* [SUPPLIED ENTRIES]
============================================================

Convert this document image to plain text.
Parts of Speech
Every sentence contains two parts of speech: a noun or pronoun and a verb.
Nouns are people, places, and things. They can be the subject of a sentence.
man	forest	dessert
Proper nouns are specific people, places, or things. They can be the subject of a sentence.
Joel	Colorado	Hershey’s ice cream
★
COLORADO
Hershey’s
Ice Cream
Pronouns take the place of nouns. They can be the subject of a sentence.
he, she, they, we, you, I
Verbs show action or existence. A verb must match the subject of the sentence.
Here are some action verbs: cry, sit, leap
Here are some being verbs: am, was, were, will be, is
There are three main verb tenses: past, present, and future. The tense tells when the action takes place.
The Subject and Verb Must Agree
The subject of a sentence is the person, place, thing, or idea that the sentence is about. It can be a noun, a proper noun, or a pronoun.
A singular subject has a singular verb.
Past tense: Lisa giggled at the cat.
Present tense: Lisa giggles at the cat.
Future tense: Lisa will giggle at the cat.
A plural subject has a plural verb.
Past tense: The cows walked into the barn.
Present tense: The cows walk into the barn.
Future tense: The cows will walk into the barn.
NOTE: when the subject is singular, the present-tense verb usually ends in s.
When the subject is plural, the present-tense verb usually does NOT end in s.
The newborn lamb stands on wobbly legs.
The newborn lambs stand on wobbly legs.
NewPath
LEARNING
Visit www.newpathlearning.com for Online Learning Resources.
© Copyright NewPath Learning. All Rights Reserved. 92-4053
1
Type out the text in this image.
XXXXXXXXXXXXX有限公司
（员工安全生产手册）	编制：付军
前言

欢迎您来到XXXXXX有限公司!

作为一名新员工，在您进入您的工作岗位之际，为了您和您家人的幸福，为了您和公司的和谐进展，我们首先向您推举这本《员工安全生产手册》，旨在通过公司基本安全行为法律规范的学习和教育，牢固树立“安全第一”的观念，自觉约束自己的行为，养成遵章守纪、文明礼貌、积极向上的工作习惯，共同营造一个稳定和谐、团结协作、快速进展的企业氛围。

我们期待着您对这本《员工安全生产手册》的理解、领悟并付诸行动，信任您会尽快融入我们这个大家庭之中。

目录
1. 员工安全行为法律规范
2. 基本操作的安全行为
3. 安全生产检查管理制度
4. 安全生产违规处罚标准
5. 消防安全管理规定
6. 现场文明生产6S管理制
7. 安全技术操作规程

============================================================

* [EXERCISE INSTRUCTIONS] Make a list of all lines in the data that contain "places".

* [SOLVED EXERCISE]
Nouns are people, places, and things. They can be the subject of a sentence.
Proper nouns are specific people, places, or things. They can be the subject of a sentence.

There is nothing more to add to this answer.